# WHAT IS BEING ASKED:
Output every record below exactly as it appears.

[Start of LISTED RECORDS]

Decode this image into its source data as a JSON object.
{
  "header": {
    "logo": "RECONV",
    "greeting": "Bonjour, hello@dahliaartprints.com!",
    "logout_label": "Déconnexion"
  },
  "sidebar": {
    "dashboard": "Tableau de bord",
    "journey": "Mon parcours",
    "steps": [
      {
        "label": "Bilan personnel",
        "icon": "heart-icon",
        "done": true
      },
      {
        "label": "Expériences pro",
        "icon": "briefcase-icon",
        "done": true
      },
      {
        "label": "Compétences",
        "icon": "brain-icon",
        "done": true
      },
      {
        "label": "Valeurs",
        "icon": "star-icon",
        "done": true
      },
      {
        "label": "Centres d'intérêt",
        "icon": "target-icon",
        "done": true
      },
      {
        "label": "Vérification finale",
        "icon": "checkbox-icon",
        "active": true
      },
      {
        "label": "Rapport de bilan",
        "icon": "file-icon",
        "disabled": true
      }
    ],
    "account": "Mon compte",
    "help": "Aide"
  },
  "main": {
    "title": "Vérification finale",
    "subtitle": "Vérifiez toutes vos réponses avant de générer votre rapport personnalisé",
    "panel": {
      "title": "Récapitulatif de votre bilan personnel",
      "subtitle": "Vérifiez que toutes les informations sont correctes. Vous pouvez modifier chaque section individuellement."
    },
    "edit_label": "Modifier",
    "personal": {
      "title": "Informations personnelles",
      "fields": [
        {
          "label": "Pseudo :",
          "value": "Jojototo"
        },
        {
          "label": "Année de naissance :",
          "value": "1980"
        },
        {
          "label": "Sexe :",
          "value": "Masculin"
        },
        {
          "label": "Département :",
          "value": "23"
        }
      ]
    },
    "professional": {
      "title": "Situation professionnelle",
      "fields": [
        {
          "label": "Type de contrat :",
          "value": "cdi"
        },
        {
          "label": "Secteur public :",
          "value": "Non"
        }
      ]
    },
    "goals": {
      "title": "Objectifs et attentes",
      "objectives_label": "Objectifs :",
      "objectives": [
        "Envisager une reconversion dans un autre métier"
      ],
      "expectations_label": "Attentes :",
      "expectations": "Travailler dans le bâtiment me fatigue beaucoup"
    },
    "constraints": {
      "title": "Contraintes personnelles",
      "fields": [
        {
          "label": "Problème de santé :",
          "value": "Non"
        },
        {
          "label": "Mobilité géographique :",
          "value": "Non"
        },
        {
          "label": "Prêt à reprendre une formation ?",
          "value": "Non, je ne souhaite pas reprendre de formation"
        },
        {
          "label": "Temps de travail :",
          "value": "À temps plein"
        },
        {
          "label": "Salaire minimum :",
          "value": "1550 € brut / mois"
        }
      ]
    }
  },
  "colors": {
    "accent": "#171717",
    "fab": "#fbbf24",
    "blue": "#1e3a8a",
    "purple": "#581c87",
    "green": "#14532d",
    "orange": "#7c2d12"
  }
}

[End of LISTED RECORDS]

# ANSWER IN FULL:
Decode this image into its source data as a JSON object.
{
  "header": {
    "logo": "RECONV",
    "greeting": "Bonjour, hello@dahliaartprints.com!",
    "logout_label": "Déconnexion"
  },
  "sidebar": {
    "dashboard": "Tableau de bord",
    "journey": "Mon parcours",
    "steps": [
      {
        "label": "Bilan personnel",
        "icon": "heart-icon",
        "done": true
      },
      {
        "label": "Expériences pro",
        "icon": "briefcase-icon",
        "done": true
      },
      {
        "label": "Compétences",
        "icon": "brain-icon",
        "done": true
      },
      {
        "label": "Valeurs",
        "icon": "star-icon",
        "done": true
      },
      {
        "label": "Centres d'intérêt",
        "icon": "target-icon",
        "done": true
      },
      {
        "label": "Vérification finale",
        "icon": "checkbox-icon",
        "active": true
      },
      {
        "label": "Rapport de bilan",
        "icon": "file-icon",
        "disabled": true
      }
    ],
    "account": "Mon compte",
    "help": "Aide"
  },
  "main": {
    "title": "Vérification finale",
    "subtitle": "Vérifiez toutes vos réponses avant de générer votre rapport personnalisé",
    "panel": {
      "title": "Récapitulatif de votre bilan personnel",
      "subtitle": "Vérifiez que toutes les informations sont correctes. Vous pouvez modifier chaque section individuellement."
    },
    "edit_label": "Modifier",
    "personal": {
      "title": "Informations personnelles",
      "fields": [
        {
          "label": "Pseudo :",
          "value": "Jojototo"
        },
        {
          "label": "Année de naissance :",
          "value": "1980"
        },
        {
          "label": "Sexe :",
          "value": "Masculin"
        },
        {
          "label": "Département :",
          "value": "23"
        }
      ]
    },
    "professional": {
      "title": "Situation professionnelle",
      "fields": [
        {
          "label": "Type de contrat :",
          "value": "cdi"
        },
        {
          "label": "Secteur public :",
          "value": "Non"
        }
      ]
    },
    "goals": {
      "title": "Objectifs et attentes",
      "objectives_label": "Objectifs :",
      "objectives": [
        "Envisager une reconversion dans un autre métier"
      ],
      "expectations_label": "Attentes :",
      "expectations": "Travailler dans le bâtiment me fatigue beaucoup"
    },
    "constraints": {
      "title": "Contraintes personnelles",
      "fields": [
        {
          "label": "Problème de santé :",
          "value": "Non"
        },
        {
          "label": "Mobilité géographique :",
          "value": "Non"
        },
        {
          "label": "Prêt à reprendre une formation ?",
          "value": "Non, je ne souhaite pas reprendre de formation"
        },
        {
          "label": "Temps de travail :",
          "value": "À temps plein"
        },
        {
          "label": "Salaire minimum :",
          "value": "1550 € brut / mois"
        }
      ]
    }
  },
  "colors": {
    "accent": "#171717",
    "fab": "#fbbf24",
    "blue": "#1e3a8a",
    "purple": "#581c87",
    "green": "#14532d",
    "orange": "#7c2d12"
  }
}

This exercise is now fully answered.